▸ Supplied material
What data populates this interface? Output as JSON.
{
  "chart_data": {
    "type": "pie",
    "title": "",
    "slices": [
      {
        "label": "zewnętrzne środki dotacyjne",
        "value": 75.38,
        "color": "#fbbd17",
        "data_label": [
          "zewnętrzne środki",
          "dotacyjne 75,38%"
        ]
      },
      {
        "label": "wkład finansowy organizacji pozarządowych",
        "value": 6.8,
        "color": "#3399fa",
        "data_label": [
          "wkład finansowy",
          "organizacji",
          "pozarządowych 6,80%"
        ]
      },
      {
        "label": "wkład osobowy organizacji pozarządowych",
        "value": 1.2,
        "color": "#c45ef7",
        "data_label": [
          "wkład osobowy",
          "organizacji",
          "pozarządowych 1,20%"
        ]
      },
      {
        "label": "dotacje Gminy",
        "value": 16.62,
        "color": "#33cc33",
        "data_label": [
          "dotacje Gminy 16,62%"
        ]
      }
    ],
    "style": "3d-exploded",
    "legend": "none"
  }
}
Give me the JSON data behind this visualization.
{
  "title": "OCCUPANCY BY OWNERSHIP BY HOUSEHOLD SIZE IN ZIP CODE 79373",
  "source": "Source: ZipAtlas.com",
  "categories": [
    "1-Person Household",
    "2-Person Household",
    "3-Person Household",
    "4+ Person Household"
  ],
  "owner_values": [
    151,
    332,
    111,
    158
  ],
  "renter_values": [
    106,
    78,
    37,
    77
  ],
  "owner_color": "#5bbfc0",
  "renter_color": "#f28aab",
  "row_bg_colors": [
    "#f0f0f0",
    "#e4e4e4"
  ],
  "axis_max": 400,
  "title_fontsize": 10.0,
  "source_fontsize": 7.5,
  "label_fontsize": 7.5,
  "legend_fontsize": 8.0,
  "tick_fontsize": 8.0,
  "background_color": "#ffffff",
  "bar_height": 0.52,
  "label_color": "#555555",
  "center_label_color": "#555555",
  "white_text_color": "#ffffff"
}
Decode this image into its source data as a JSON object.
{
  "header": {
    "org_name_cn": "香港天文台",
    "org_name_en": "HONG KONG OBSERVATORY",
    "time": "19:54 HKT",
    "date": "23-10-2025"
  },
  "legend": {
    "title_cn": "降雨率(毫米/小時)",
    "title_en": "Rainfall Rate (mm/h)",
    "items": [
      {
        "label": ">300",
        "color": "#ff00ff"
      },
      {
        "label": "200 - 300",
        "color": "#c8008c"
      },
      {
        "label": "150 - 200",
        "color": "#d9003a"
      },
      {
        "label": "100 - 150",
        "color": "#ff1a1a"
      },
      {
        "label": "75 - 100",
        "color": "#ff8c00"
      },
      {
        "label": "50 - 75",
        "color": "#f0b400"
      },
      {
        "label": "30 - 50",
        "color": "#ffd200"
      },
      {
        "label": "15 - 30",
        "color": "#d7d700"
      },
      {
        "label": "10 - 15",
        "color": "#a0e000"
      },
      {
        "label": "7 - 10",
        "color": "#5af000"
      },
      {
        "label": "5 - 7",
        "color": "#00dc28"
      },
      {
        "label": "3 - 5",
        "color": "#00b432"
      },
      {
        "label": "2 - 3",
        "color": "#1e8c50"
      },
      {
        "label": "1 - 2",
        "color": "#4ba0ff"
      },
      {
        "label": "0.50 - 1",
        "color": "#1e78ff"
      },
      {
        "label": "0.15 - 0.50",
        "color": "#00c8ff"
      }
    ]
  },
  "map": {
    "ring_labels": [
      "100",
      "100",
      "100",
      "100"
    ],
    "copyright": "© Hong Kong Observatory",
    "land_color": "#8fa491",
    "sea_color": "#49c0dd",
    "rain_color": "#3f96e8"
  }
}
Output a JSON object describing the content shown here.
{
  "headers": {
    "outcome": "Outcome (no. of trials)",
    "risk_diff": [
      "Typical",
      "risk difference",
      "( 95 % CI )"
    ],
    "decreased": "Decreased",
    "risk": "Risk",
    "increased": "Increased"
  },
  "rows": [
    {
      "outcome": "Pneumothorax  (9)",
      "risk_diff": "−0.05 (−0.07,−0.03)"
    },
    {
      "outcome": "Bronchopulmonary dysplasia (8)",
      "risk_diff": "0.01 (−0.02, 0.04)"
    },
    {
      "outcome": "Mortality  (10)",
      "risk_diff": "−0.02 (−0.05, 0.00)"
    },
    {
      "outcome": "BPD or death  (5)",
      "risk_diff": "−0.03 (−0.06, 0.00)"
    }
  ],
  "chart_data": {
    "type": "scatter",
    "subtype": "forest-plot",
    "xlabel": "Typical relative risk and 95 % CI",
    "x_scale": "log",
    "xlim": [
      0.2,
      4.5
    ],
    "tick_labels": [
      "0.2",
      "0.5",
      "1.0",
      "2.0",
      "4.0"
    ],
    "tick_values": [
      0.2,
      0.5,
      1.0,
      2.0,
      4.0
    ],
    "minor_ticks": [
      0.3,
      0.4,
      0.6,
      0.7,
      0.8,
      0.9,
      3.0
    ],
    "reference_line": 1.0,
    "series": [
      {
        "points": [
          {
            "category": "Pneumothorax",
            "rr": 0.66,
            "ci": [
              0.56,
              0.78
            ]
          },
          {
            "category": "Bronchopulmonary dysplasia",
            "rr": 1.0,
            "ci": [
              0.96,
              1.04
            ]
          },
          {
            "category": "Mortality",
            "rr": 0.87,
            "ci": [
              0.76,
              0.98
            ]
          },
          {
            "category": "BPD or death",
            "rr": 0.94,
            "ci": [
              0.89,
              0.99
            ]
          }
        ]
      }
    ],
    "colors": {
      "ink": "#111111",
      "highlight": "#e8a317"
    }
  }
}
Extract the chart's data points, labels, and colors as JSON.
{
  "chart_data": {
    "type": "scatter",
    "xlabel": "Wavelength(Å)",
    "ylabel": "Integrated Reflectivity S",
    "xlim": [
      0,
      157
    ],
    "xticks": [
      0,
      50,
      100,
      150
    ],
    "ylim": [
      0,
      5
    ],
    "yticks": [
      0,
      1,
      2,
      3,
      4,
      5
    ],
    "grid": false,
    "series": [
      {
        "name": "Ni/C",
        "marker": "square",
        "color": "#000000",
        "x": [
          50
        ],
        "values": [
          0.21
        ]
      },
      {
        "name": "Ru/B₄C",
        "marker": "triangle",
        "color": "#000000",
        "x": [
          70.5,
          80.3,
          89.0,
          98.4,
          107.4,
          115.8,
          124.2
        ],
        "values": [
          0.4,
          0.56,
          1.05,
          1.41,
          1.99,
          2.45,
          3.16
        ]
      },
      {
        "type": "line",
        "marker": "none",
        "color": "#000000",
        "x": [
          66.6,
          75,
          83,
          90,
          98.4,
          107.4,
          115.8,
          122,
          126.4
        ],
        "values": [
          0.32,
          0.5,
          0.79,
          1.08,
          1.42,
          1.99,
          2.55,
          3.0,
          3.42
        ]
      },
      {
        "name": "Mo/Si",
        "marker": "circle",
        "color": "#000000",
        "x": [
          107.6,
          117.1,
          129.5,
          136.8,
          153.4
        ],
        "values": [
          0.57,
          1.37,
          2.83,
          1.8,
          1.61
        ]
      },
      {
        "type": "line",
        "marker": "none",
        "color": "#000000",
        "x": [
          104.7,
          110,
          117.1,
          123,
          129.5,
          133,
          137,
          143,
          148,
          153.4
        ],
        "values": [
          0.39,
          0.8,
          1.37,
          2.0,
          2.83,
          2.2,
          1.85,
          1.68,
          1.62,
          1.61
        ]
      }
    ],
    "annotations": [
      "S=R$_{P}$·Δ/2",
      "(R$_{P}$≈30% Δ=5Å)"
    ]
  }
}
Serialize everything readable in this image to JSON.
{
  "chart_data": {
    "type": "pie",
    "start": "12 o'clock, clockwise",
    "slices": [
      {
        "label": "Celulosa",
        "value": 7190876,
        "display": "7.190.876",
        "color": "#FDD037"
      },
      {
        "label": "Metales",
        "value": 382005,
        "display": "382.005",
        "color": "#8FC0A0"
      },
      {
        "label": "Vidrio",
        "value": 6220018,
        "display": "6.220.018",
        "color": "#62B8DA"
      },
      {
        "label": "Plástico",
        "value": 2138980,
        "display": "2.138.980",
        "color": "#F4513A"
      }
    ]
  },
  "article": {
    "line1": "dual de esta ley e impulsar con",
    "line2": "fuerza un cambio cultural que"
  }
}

▸ What is needed
Check each line of the entries for the string "Output". Copy the lines that have it.

▸ Final result
What data populates this interface? Output as JSON.
Output a JSON object describing the content shown here.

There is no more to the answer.